◆ **Data to use**
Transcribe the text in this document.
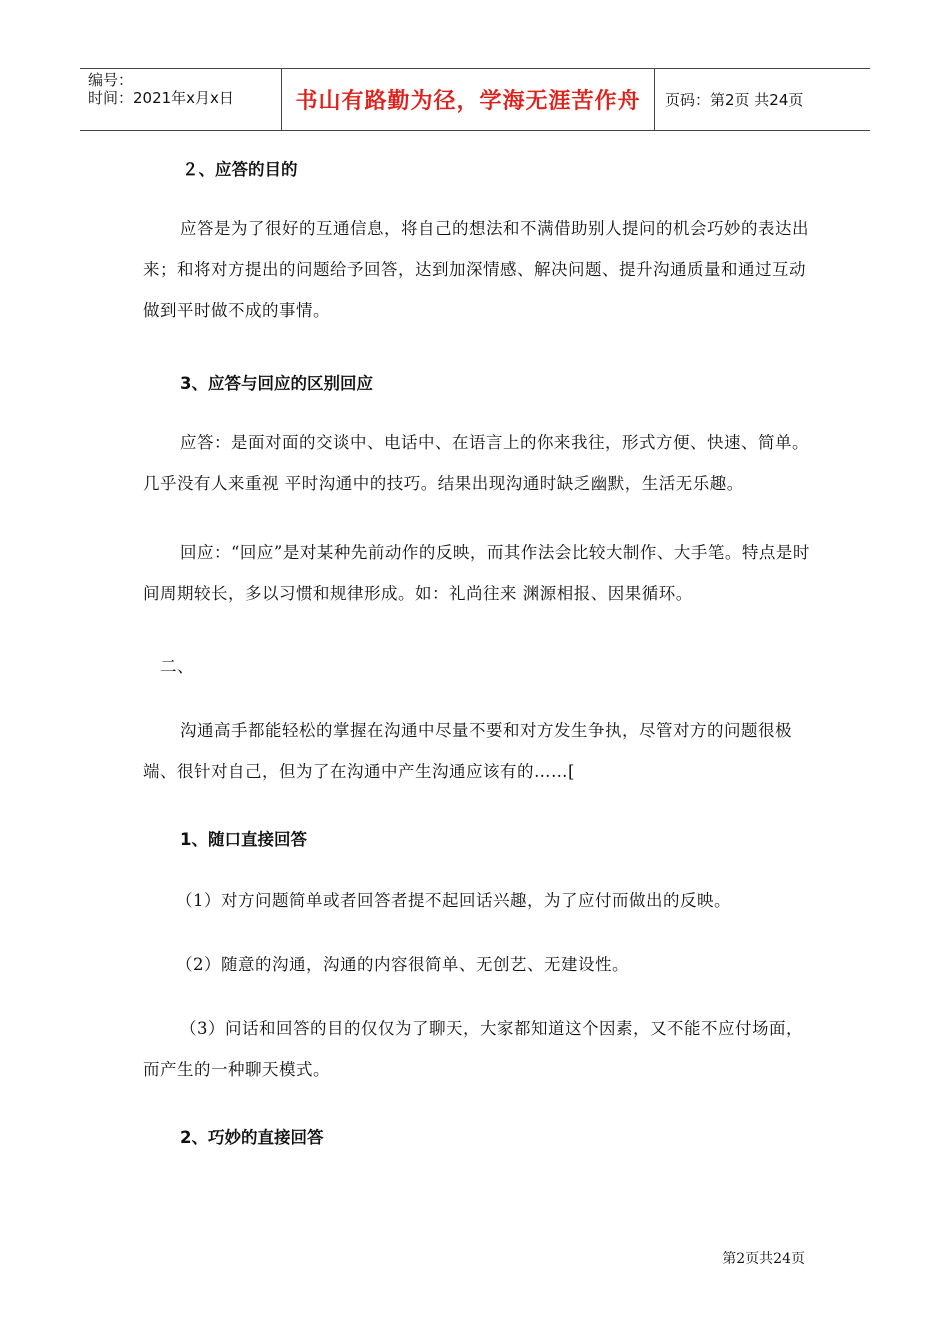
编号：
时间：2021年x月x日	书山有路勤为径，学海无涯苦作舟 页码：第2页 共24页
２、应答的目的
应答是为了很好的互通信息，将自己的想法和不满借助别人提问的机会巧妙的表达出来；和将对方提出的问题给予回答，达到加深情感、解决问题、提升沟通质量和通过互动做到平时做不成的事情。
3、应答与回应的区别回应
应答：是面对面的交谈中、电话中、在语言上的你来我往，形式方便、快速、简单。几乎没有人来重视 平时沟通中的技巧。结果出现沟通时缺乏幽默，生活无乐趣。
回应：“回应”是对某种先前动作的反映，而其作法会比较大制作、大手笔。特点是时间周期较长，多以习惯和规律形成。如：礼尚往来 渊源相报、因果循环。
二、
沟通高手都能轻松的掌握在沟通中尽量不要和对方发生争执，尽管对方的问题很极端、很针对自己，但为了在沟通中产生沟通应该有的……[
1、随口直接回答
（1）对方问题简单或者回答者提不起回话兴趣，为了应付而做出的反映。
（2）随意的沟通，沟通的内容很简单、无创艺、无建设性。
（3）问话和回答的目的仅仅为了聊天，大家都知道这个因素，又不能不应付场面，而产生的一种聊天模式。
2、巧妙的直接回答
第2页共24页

---

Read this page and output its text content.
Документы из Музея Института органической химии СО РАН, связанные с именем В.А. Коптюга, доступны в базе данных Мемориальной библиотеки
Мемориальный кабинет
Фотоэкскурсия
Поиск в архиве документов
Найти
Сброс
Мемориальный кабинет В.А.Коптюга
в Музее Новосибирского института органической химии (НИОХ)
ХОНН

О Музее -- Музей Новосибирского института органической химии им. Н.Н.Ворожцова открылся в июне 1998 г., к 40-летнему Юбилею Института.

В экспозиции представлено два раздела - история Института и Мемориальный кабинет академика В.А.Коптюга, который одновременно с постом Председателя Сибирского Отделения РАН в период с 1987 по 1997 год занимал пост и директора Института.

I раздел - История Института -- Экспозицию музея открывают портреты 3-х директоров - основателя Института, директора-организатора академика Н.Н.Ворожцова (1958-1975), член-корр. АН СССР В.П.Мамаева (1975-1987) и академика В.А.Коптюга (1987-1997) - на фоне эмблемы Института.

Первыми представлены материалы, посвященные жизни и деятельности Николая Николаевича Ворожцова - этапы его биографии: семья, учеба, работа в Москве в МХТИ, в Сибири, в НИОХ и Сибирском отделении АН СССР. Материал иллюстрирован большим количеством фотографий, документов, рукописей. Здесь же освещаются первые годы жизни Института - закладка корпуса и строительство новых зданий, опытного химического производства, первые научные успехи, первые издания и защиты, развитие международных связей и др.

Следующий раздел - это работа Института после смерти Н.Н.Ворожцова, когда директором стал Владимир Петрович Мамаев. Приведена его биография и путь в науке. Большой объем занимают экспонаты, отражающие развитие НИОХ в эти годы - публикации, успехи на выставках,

---

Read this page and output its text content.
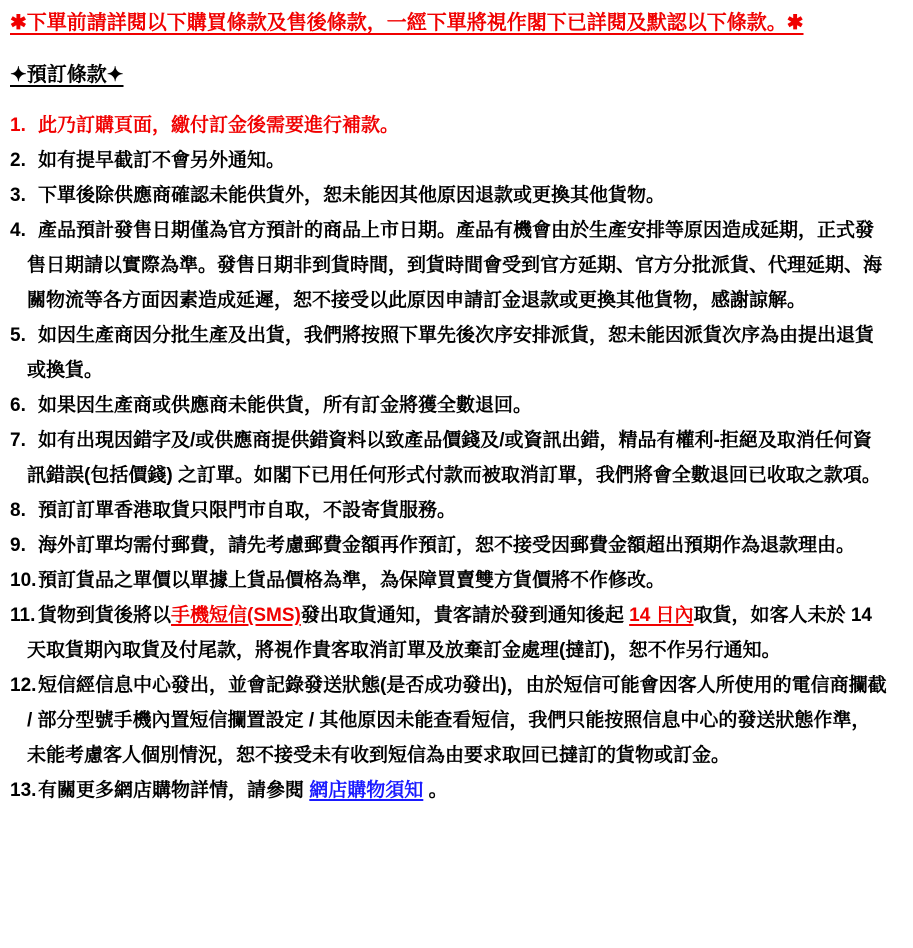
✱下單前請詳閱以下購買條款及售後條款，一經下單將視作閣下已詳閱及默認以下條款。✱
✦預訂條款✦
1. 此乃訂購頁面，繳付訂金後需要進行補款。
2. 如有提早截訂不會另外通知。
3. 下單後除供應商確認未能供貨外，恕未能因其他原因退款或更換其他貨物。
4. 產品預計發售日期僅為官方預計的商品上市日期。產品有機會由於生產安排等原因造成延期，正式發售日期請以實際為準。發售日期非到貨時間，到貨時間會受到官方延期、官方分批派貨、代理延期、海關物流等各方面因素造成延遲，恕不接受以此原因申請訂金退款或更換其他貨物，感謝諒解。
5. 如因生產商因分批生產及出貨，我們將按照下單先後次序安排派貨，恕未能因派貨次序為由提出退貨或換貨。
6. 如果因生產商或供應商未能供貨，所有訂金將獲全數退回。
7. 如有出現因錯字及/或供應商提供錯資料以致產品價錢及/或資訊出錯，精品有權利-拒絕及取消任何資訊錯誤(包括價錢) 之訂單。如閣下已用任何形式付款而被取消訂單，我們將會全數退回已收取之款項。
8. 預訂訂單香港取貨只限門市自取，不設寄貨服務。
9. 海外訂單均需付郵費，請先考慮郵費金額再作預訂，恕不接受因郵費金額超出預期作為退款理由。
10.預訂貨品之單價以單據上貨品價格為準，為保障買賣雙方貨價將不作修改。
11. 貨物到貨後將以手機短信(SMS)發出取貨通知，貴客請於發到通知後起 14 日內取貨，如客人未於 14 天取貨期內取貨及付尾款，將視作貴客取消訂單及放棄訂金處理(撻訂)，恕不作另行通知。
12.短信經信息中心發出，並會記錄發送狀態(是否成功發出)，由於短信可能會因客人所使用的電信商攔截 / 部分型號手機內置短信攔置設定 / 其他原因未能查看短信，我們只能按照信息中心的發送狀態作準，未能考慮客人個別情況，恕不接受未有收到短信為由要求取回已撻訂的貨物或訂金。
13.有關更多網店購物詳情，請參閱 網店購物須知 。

◆ **To do**
From the material above, copy each line that includes the word "химии".

◆ **Response to the task**
Документы из Музея Института органической химии СО РАН, связанные с именем В.А. Коптюга, доступны в базе данных Мемориальной библиотеки
в Музее Новосибирского института органической химии (НИОХ)
О Музее -- Музей Новосибирского института органической химии им. Н.Н.Ворожцова открылся в июне 1998 г., к 40-летнему Юбилею Института.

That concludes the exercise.